> [Data rows]:
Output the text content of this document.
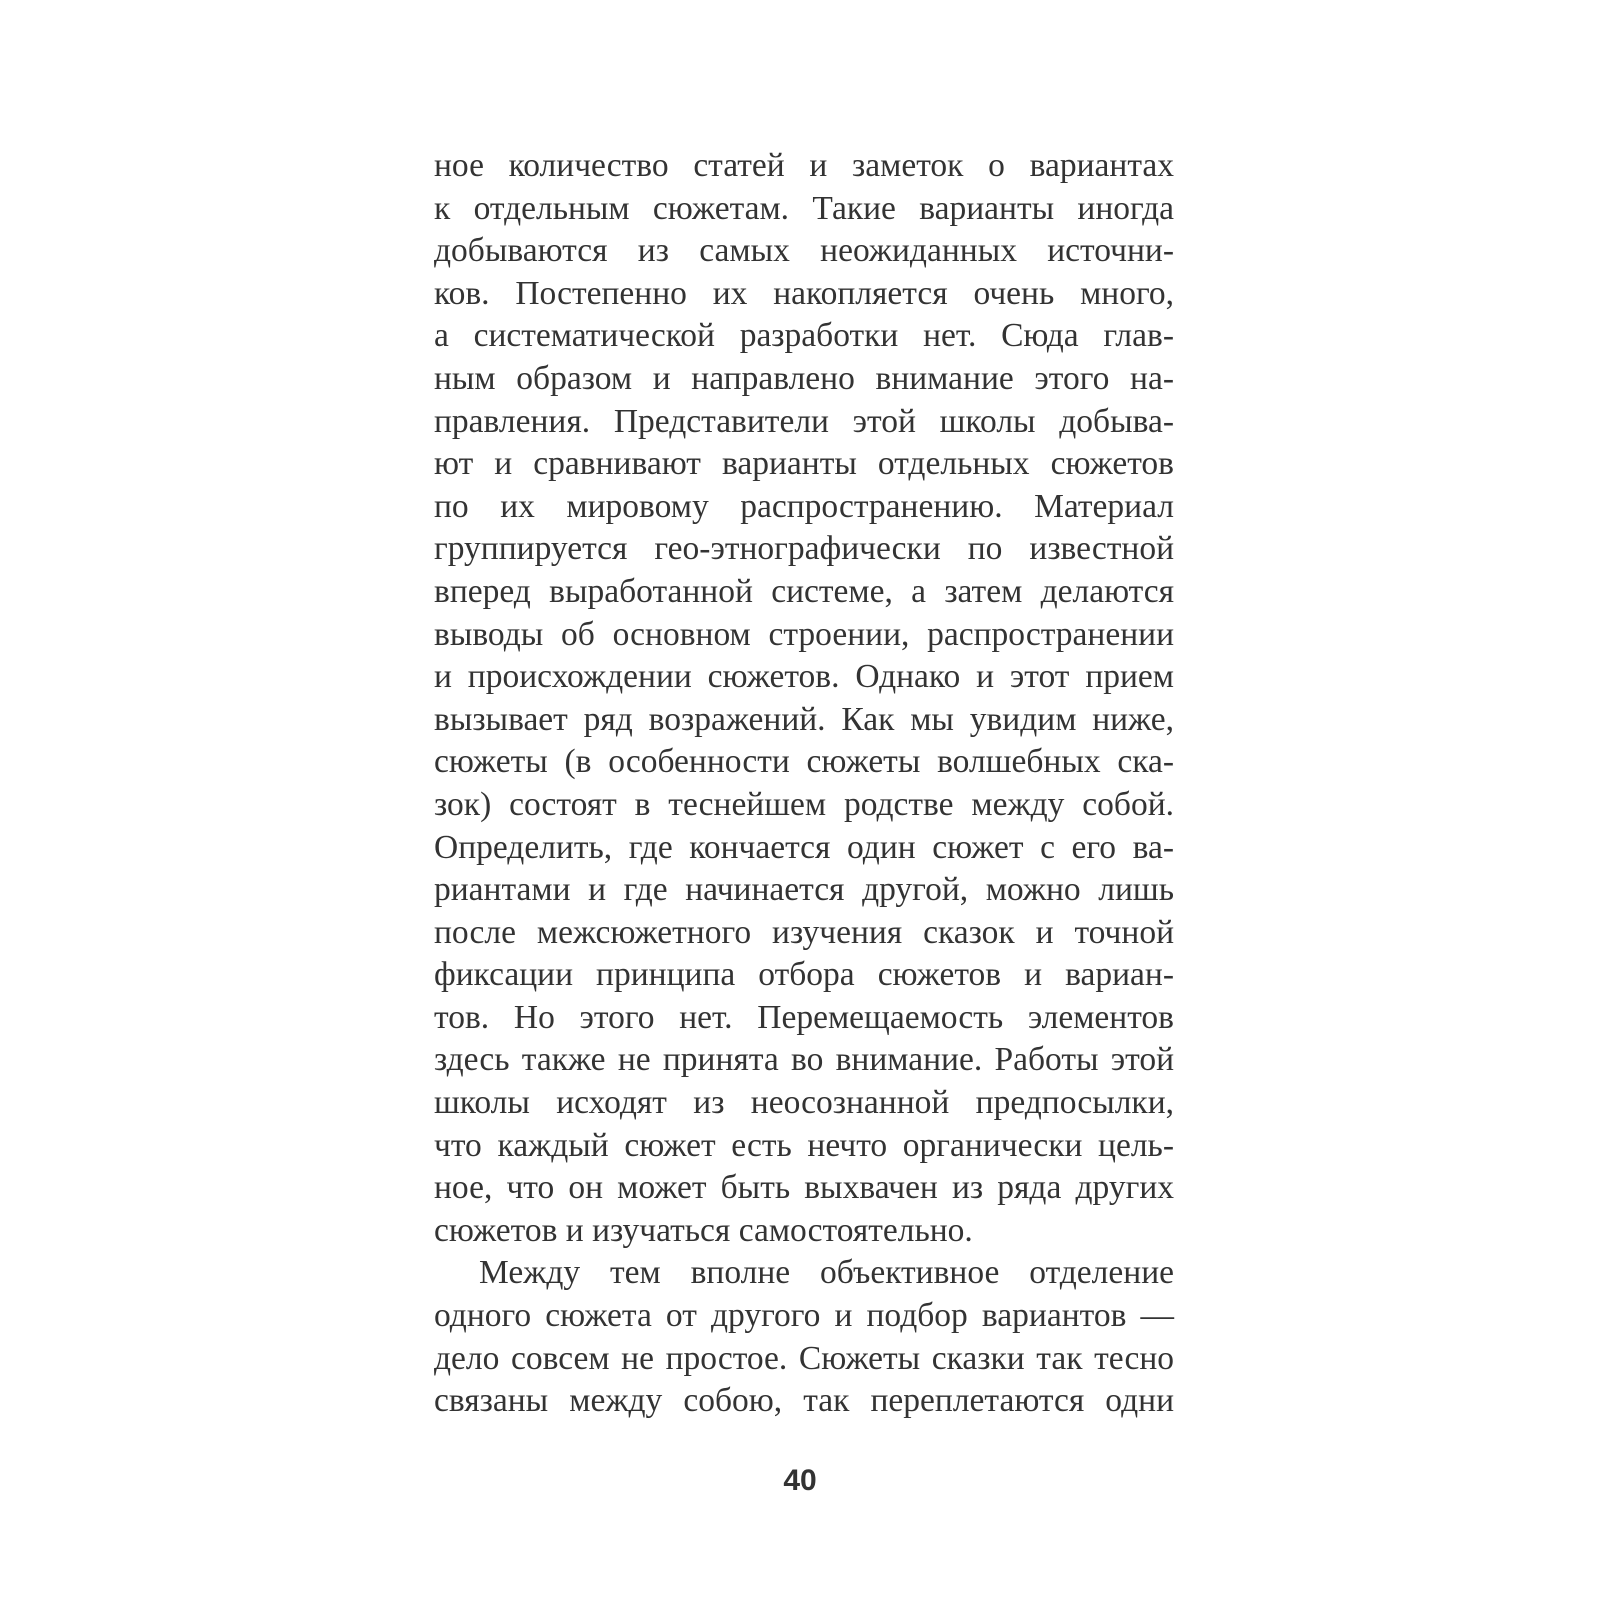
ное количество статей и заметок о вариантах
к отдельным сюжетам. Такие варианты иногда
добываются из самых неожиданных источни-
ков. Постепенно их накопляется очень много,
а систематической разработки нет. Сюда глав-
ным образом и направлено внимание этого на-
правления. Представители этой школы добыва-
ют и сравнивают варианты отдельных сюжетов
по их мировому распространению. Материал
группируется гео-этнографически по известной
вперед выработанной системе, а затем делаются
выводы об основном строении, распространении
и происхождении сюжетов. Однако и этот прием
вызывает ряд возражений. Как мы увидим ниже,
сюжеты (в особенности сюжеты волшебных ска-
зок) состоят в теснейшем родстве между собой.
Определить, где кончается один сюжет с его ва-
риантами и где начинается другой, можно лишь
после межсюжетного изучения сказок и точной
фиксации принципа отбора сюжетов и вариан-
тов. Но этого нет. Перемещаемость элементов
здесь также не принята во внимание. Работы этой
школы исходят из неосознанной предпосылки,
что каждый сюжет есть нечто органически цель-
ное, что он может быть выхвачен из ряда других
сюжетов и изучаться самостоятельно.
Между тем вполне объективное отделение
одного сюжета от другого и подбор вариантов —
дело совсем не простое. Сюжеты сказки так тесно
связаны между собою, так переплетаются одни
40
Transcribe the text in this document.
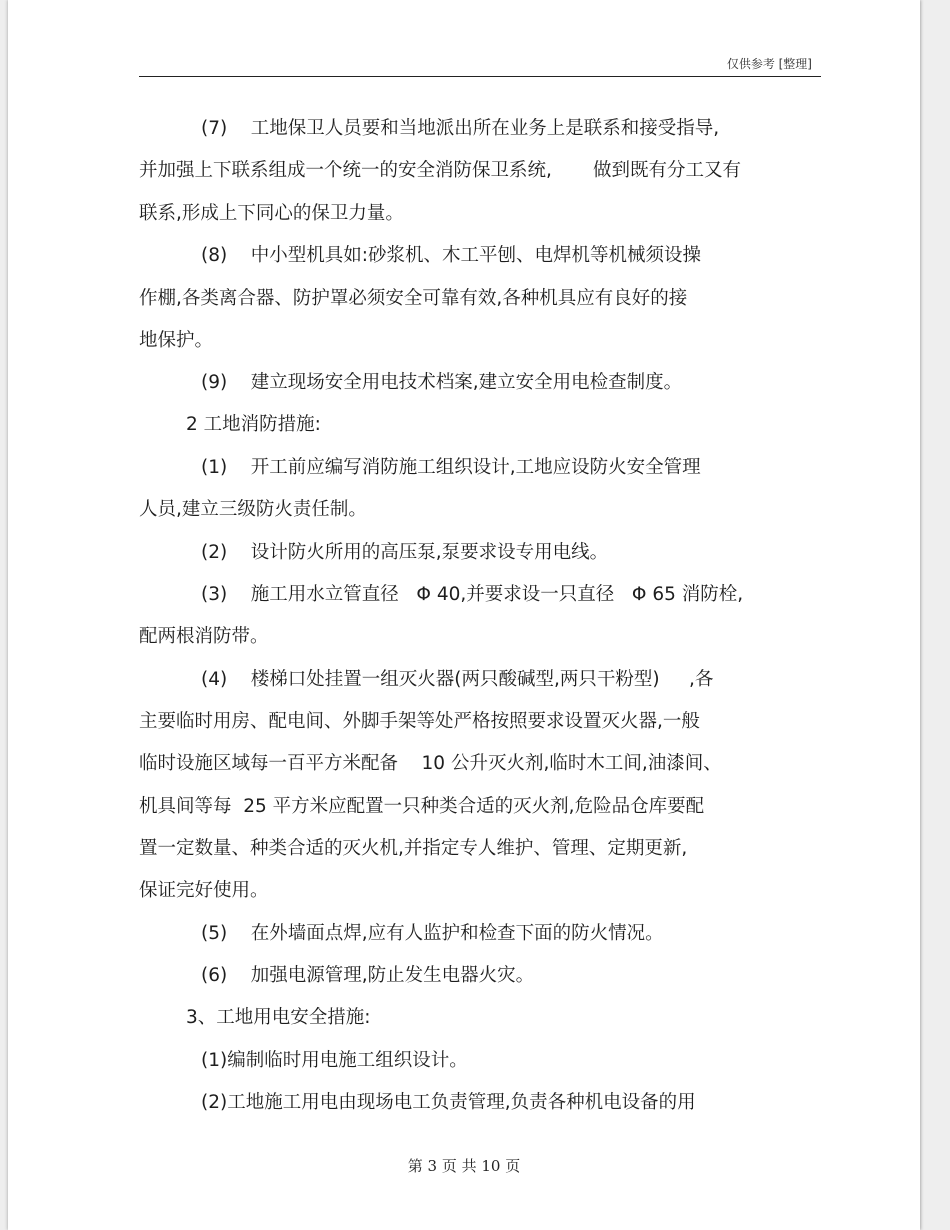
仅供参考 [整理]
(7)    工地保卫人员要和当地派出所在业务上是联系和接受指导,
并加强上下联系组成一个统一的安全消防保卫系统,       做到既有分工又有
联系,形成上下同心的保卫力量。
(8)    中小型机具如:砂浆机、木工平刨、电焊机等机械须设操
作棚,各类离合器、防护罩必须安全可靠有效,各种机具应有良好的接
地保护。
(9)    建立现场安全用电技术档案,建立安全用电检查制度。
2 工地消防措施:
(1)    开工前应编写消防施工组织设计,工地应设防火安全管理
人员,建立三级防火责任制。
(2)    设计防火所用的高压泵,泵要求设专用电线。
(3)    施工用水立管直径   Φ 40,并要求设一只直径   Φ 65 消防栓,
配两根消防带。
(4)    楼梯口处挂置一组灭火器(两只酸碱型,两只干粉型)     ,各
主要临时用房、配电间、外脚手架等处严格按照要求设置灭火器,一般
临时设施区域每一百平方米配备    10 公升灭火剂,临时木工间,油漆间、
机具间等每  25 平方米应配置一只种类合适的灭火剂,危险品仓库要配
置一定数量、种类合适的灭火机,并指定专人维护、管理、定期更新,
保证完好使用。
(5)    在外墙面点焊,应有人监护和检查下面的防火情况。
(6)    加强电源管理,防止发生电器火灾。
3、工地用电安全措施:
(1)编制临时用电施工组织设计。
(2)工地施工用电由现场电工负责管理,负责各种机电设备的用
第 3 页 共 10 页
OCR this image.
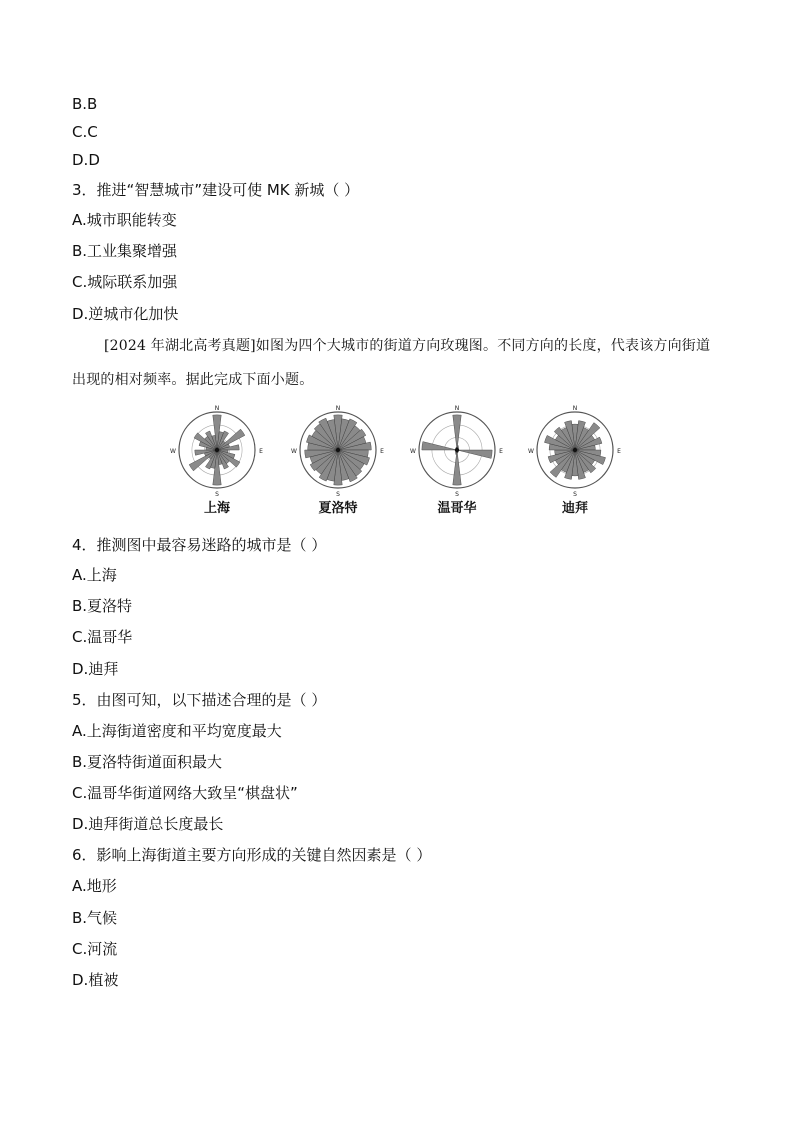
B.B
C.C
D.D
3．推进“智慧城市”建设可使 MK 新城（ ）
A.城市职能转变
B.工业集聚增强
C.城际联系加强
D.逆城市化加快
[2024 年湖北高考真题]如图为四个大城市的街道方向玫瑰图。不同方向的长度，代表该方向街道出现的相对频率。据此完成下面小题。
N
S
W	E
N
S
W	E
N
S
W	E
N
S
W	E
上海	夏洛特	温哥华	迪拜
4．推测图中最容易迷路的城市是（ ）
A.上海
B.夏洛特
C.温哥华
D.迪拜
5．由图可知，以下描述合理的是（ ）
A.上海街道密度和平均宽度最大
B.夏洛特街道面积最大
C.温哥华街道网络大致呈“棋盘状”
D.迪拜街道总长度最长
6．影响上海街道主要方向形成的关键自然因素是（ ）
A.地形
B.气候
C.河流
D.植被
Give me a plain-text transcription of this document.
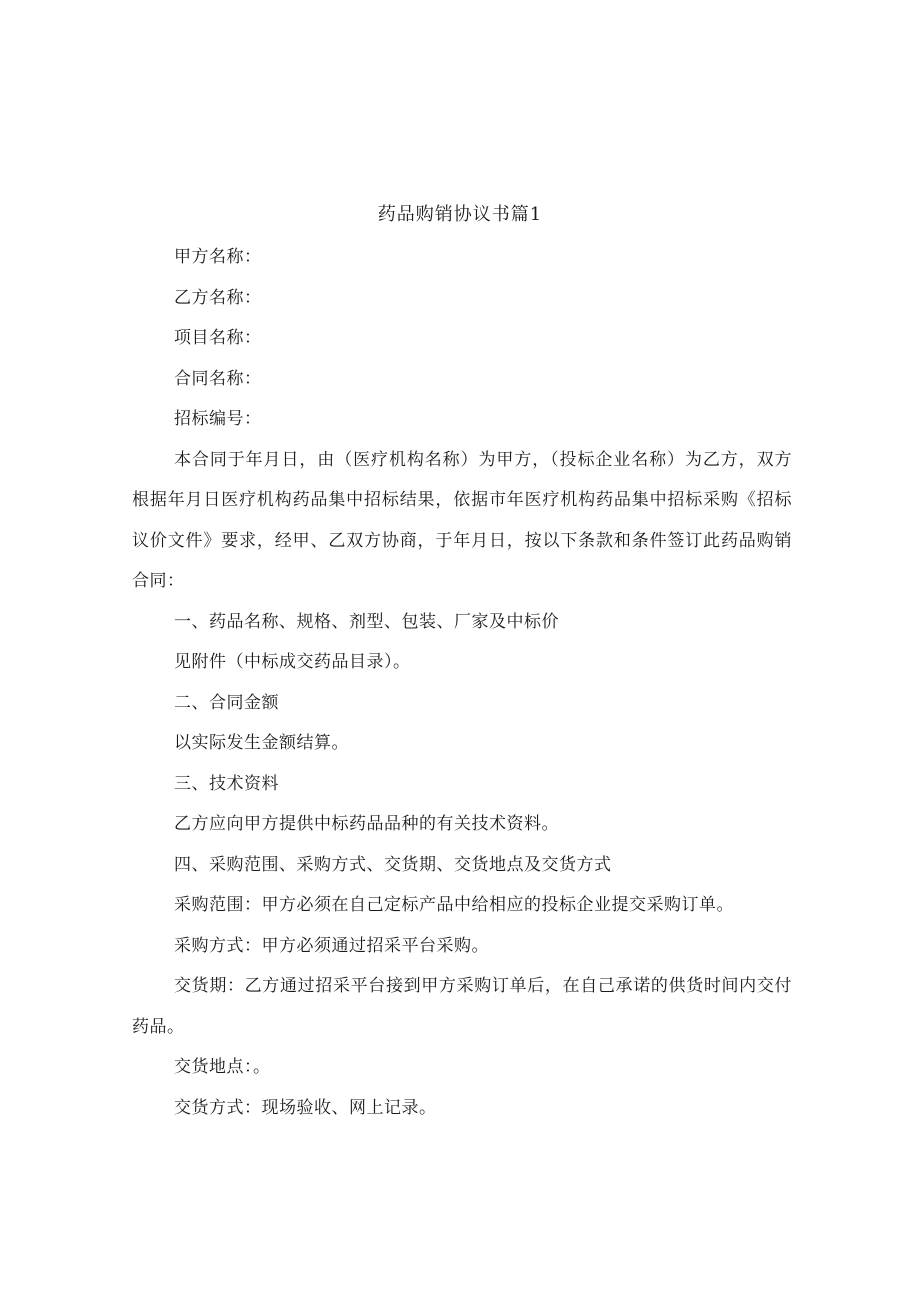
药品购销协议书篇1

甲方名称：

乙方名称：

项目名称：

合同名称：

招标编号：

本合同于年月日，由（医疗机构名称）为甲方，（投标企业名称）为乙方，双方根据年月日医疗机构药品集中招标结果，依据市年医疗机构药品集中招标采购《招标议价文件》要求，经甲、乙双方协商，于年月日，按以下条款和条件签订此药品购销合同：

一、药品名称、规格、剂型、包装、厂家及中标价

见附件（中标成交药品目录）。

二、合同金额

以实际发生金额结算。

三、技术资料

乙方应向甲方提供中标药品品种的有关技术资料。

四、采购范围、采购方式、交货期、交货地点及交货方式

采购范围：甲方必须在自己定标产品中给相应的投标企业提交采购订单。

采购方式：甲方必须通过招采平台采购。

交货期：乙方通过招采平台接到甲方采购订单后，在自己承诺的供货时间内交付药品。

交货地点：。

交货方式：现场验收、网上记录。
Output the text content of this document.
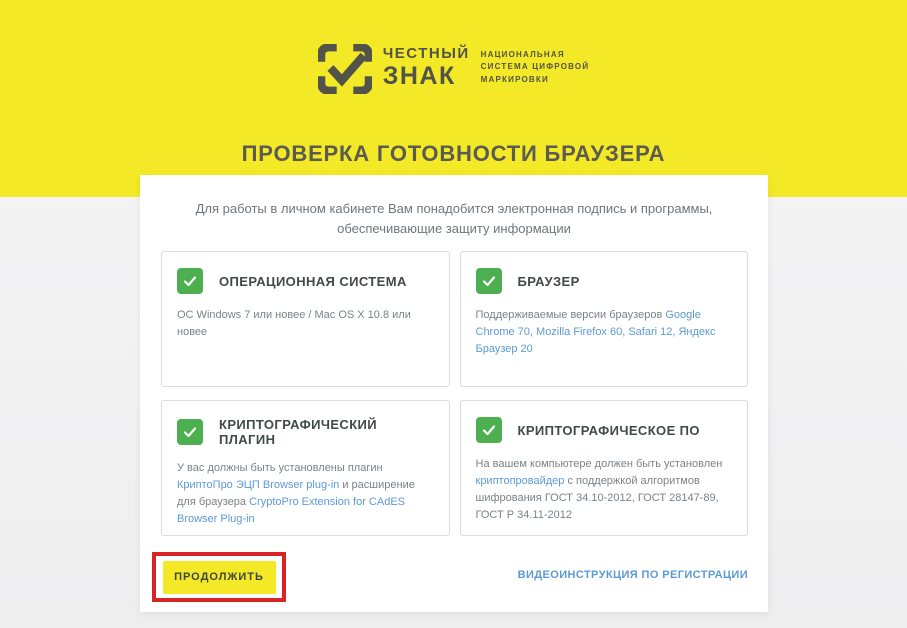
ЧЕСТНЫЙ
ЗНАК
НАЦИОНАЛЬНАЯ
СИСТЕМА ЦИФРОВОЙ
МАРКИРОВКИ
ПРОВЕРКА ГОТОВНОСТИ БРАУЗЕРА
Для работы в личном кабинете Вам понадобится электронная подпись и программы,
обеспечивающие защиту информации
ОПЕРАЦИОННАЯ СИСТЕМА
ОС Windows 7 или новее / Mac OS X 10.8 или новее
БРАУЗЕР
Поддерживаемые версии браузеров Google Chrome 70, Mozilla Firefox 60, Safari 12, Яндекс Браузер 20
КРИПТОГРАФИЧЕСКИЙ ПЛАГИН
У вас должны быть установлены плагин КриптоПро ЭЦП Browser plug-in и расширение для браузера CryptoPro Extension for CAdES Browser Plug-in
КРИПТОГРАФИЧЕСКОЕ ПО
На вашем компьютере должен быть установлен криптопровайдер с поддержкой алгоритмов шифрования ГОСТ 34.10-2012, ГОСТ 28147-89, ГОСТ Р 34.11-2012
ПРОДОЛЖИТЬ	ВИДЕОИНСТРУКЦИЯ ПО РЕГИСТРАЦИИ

> [Problem requirements]:
Restate each line of the records exactly; pictures do not belong in the copy.

> [Result for this task]:
Output the text content of this document.
ное количество статей и заметок о вариантах
к отдельным сюжетам. Такие варианты иногда
добываются из самых неожиданных источни-
ков. Постепенно их накопляется очень много,
а систематической разработки нет. Сюда глав-
ным образом и направлено внимание этого на-
правления. Представители этой школы добыва-
ют и сравнивают варианты отдельных сюжетов
по их мировому распространению. Материал
группируется гео-этнографически по известной
вперед выработанной системе, а затем делаются
выводы об основном строении, распространении
и происхождении сюжетов. Однако и этот прием
вызывает ряд возражений. Как мы увидим ниже,
сюжеты (в особенности сюжеты волшебных ска-
зок) состоят в теснейшем родстве между собой.
Определить, где кончается один сюжет с его ва-
риантами и где начинается другой, можно лишь
после межсюжетного изучения сказок и точной
фиксации принципа отбора сюжетов и вариан-
тов. Но этого нет. Перемещаемость элементов
здесь также не принята во внимание. Работы этой
школы исходят из неосознанной предпосылки,
что каждый сюжет есть нечто органически цель-
ное, что он может быть выхвачен из ряда других
сюжетов и изучаться самостоятельно.
Между тем вполне объективное отделение
одного сюжета от другого и подбор вариантов —
дело совсем не простое. Сюжеты сказки так тесно
связаны между собою, так переплетаются одни
40
Transcribe the text in this document.
仅供参考 [整理]
(7)    工地保卫人员要和当地派出所在业务上是联系和接受指导,
并加强上下联系组成一个统一的安全消防保卫系统,       做到既有分工又有
联系,形成上下同心的保卫力量。
(8)    中小型机具如:砂浆机、木工平刨、电焊机等机械须设操
作棚,各类离合器、防护罩必须安全可靠有效,各种机具应有良好的接
地保护。
(9)    建立现场安全用电技术档案,建立安全用电检查制度。
2 工地消防措施:
(1)    开工前应编写消防施工组织设计,工地应设防火安全管理
人员,建立三级防火责任制。
(2)    设计防火所用的高压泵,泵要求设专用电线。
(3)    施工用水立管直径   Φ 40,并要求设一只直径   Φ 65 消防栓,
配两根消防带。
(4)    楼梯口处挂置一组灭火器(两只酸碱型,两只干粉型)     ,各
主要临时用房、配电间、外脚手架等处严格按照要求设置灭火器,一般
临时设施区域每一百平方米配备    10 公升灭火剂,临时木工间,油漆间、
机具间等每  25 平方米应配置一只种类合适的灭火剂,危险品仓库要配
置一定数量、种类合适的灭火机,并指定专人维护、管理、定期更新,
保证完好使用。
(5)    在外墙面点焊,应有人监护和检查下面的防火情况。
(6)    加强电源管理,防止发生电器火灾。
3、工地用电安全措施:
(1)编制临时用电施工组织设计。
(2)工地施工用电由现场电工负责管理,负责各种机电设备的用
第 3 页 共 10 页
OCR this image.
B.B
C.C
D.D
3．推进“智慧城市”建设可使 MK 新城（ ）
A.城市职能转变
B.工业集聚增强
C.城际联系加强
D.逆城市化加快
[2024 年湖北高考真题]如图为四个大城市的街道方向玫瑰图。不同方向的长度，代表该方向街道出现的相对频率。据此完成下面小题。
N
S
W	E
N
S
W	E
N
S
W	E
N
S
W	E
上海	夏洛特	温哥华	迪拜
4．推测图中最容易迷路的城市是（ ）
A.上海
B.夏洛特
C.温哥华
D.迪拜
5．由图可知，以下描述合理的是（ ）
A.上海街道密度和平均宽度最大
B.夏洛特街道面积最大
C.温哥华街道网络大致呈“棋盘状”
D.迪拜街道总长度最长
6．影响上海街道主要方向形成的关键自然因素是（ ）
A.地形
B.气候
C.河流
D.植被
Give me a plain-text transcription of this document.
药品购销协议书篇1

甲方名称：

乙方名称：

项目名称：

合同名称：

招标编号：

本合同于年月日，由（医疗机构名称）为甲方，（投标企业名称）为乙方，双方根据年月日医疗机构药品集中招标结果，依据市年医疗机构药品集中招标采购《招标议价文件》要求，经甲、乙双方协商，于年月日，按以下条款和条件签订此药品购销合同：

一、药品名称、规格、剂型、包装、厂家及中标价

见附件（中标成交药品目录）。

二、合同金额

以实际发生金额结算。

三、技术资料

乙方应向甲方提供中标药品品种的有关技术资料。

四、采购范围、采购方式、交货期、交货地点及交货方式

采购范围：甲方必须在自己定标产品中给相应的投标企业提交采购订单。

采购方式：甲方必须通过招采平台采购。

交货期：乙方通过招采平台接到甲方采购订单后，在自己承诺的供货时间内交付药品。

交货地点：。

交货方式：现场验收、网上记录。
Output the text content of this document.
ЧЕСТНЫЙ
ЗНАК
НАЦИОНАЛЬНАЯ
СИСТЕМА ЦИФРОВОЙ
МАРКИРОВКИ
ПРОВЕРКА ГОТОВНОСТИ БРАУЗЕРА
Для работы в личном кабинете Вам понадобится электронная подпись и программы,
обеспечивающие защиту информации
ОПЕРАЦИОННАЯ СИСТЕМА
ОС Windows 7 или новее / Mac OS X 10.8 или новее
БРАУЗЕР
Поддерживаемые версии браузеров Google Chrome 70, Mozilla Firefox 60, Safari 12, Яндекс Браузер 20
КРИПТОГРАФИЧЕСКИЙ ПЛАГИН
У вас должны быть установлены плагин КриптоПро ЭЦП Browser plug-in и расширение для браузера CryptoPro Extension for CAdES Browser Plug-in
КРИПТОГРАФИЧЕСКОЕ ПО
На вашем компьютере должен быть установлен криптопровайдер с поддержкой алгоритмов шифрования ГОСТ 34.10-2012, ГОСТ 28147-89, ГОСТ Р 34.11-2012
ПРОДОЛЖИТЬ	ВИДЕОИНСТРУКЦИЯ ПО РЕГИСТРАЦИИ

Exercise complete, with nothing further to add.